Find the lines of data that contain the string "screenshot", then list them.

Records from a collection:
************
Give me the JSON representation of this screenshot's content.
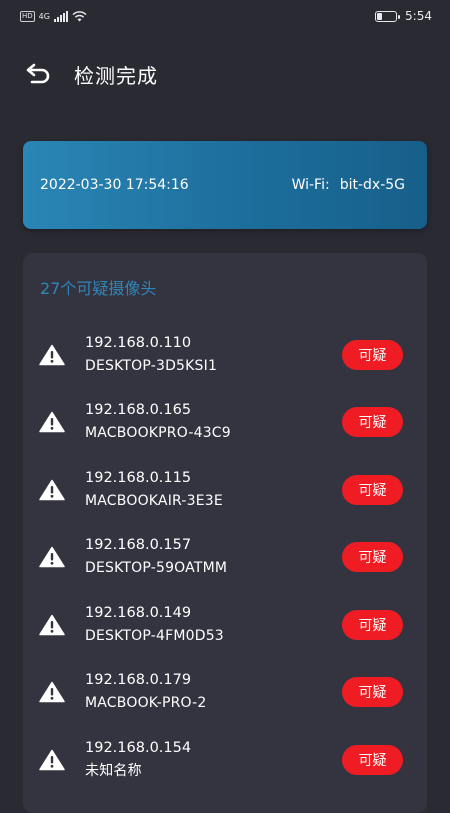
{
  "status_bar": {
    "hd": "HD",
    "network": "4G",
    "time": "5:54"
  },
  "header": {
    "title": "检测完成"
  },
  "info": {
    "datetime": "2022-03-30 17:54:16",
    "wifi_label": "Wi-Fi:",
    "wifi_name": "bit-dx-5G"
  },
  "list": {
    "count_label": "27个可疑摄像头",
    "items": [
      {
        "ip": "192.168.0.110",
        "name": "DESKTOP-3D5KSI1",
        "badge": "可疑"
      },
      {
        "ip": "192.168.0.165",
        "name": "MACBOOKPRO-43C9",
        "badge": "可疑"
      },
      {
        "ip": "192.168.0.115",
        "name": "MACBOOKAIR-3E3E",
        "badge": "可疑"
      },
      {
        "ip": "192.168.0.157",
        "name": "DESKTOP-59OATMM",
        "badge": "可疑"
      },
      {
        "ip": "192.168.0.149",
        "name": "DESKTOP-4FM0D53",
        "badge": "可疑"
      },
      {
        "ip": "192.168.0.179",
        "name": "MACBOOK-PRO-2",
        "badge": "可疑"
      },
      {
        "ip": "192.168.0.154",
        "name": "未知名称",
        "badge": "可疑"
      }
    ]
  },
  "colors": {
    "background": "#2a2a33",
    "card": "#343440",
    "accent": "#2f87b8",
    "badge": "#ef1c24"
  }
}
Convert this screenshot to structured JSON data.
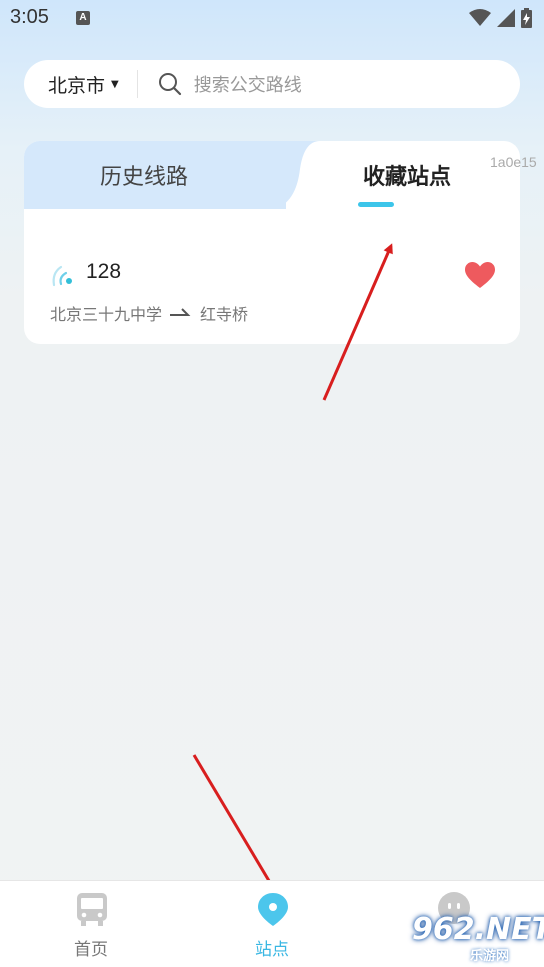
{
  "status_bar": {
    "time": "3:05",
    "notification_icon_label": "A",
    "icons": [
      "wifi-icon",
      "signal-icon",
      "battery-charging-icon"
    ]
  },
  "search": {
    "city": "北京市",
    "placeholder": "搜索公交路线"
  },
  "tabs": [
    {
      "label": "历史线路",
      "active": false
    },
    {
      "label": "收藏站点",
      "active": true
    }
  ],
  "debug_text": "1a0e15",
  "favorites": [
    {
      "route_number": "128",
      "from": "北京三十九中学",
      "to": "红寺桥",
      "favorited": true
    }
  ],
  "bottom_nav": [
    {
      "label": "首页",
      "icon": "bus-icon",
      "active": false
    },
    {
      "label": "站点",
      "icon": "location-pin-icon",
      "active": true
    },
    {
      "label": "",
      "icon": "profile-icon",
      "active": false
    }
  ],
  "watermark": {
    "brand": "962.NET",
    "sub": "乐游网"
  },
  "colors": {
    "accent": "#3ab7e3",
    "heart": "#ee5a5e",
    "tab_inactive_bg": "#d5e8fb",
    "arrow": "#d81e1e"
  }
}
************
Solution for this task -
Give me the JSON representation of this screenshot's content.
Convert this screenshot to structured JSON data.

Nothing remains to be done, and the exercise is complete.